Show every line where "SDTVAR" occurs.

▬▬▬

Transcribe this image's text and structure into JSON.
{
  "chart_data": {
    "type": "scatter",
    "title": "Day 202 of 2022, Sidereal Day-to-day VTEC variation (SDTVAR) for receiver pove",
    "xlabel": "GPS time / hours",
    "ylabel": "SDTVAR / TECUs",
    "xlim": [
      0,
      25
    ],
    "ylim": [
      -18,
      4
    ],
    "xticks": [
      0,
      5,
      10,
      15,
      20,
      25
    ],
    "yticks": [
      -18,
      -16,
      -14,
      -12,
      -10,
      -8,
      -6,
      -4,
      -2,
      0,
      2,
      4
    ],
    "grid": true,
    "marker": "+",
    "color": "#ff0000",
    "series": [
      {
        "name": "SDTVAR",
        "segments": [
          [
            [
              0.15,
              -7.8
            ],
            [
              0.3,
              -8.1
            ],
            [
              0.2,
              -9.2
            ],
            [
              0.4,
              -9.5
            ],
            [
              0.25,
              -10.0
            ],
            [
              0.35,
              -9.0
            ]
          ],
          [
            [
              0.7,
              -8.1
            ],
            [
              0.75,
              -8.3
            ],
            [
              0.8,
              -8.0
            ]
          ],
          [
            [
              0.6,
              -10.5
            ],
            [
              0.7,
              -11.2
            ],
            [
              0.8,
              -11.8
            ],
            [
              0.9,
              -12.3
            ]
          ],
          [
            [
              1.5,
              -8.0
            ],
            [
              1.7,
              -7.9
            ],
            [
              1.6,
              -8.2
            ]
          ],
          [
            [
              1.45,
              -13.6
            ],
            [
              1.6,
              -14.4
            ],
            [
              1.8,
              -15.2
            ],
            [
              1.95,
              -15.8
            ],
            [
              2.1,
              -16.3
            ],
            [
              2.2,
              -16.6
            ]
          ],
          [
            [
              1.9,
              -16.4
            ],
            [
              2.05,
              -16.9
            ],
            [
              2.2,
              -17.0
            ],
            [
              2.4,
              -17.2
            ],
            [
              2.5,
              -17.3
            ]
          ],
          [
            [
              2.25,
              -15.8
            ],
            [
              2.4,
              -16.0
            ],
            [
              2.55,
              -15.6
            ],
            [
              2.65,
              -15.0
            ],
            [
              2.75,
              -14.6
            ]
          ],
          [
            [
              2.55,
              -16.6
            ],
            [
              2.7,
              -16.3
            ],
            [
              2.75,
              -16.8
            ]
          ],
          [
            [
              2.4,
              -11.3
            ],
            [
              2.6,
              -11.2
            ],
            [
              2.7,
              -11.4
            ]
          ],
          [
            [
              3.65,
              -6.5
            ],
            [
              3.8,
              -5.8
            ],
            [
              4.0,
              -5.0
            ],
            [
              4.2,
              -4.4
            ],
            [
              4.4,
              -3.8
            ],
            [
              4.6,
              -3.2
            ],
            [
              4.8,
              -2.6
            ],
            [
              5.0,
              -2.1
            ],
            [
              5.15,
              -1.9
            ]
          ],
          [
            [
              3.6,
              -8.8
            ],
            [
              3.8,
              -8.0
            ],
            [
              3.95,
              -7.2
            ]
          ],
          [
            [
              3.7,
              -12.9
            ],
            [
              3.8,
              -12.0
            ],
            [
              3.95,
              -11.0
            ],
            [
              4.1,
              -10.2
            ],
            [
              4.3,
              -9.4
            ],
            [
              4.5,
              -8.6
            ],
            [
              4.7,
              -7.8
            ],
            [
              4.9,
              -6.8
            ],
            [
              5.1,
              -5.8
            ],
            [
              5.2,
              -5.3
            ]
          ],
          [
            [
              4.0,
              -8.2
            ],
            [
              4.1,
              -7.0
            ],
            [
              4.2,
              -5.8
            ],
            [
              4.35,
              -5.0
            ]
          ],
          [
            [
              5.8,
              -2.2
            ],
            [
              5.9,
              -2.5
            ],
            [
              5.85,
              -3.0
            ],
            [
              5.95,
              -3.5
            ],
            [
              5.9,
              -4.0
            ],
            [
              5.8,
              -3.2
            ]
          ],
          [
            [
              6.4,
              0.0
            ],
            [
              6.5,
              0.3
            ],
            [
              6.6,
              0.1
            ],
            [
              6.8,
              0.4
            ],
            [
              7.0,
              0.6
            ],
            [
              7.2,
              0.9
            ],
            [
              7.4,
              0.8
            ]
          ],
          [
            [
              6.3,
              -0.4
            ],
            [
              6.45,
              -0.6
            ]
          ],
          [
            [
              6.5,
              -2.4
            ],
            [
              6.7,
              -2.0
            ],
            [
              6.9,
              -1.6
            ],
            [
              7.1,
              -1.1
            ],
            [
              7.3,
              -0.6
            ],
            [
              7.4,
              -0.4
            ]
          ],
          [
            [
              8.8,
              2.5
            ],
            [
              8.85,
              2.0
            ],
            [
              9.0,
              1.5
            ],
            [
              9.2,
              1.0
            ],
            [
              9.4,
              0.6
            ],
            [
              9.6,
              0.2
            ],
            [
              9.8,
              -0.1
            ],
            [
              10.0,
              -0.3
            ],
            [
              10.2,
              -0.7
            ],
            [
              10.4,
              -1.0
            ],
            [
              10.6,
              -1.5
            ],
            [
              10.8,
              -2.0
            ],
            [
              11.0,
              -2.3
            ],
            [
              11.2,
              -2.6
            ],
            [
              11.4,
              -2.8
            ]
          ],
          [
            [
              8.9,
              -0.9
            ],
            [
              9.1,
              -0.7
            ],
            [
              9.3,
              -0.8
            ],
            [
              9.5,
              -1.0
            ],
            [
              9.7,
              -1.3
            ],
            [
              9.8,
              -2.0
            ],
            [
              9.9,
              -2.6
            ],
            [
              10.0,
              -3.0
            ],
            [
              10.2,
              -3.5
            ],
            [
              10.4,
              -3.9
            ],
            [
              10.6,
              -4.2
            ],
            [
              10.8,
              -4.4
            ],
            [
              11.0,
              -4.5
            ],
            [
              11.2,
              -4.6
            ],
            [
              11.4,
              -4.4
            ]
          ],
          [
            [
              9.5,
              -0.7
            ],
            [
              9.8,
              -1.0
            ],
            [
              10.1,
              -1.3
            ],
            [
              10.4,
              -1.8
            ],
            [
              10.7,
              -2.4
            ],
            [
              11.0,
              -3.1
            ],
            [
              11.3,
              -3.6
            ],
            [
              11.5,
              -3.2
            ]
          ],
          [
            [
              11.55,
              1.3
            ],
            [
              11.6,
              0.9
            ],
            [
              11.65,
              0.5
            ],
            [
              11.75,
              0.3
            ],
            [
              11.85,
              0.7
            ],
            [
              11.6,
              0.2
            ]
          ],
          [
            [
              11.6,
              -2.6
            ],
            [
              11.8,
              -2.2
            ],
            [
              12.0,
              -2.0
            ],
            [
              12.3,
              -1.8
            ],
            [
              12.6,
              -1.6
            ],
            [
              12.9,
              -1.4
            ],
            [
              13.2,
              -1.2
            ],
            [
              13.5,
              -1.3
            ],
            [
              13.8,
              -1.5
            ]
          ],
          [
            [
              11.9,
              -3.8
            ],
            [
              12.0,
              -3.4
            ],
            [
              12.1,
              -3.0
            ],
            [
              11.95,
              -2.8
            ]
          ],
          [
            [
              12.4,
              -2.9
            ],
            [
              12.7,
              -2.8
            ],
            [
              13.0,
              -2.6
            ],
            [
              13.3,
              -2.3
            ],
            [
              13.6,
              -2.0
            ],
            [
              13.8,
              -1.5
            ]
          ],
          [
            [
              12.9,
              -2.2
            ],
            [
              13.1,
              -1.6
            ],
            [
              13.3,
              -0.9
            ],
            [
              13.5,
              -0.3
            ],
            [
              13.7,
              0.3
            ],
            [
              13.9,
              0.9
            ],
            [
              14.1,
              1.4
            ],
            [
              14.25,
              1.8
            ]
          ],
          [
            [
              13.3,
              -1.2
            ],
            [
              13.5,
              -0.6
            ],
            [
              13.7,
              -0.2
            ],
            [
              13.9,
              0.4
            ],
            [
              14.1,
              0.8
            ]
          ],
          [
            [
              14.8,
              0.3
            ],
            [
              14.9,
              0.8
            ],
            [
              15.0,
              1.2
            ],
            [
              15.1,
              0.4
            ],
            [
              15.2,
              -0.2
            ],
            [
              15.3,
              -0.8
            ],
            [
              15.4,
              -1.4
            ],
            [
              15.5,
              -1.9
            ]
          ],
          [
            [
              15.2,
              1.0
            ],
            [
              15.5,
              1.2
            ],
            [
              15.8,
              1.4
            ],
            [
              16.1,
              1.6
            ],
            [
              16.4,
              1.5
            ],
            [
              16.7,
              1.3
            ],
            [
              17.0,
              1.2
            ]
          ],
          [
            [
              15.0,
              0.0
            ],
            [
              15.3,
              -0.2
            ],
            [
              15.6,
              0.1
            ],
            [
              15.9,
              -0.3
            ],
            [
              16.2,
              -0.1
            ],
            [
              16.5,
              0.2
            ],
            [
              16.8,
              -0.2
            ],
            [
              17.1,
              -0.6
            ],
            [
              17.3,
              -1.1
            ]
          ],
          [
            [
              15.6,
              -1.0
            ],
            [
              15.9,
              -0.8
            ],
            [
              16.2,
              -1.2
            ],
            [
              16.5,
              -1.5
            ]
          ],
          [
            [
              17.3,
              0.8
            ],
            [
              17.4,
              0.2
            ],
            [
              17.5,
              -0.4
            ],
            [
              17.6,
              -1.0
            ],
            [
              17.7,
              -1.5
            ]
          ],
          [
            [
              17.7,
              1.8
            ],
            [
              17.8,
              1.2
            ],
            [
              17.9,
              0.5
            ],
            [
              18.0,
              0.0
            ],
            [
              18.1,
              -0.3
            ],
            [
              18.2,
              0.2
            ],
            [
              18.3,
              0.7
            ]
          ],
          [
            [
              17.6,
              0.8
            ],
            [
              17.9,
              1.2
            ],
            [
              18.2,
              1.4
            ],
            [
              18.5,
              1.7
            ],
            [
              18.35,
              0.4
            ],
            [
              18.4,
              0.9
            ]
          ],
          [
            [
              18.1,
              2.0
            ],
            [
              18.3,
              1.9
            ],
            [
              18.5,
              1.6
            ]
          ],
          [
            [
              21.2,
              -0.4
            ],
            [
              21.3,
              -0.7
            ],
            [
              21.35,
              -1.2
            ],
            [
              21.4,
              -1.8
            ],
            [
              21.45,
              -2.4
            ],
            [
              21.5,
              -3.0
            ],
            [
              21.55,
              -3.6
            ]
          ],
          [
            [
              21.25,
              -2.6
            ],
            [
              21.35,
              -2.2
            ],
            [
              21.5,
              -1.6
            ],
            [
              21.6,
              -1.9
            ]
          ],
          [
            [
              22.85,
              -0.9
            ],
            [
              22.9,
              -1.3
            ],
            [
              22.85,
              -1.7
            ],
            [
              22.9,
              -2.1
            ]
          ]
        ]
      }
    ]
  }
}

▬▬▬

→ CORRECT OUTPUT
    "title": "Day 202 of 2022, Sidereal Day-to-day VTEC variation (SDTVAR) for receiver pove",
    "ylabel": "SDTVAR / TECUs",
        "name": "SDTVAR",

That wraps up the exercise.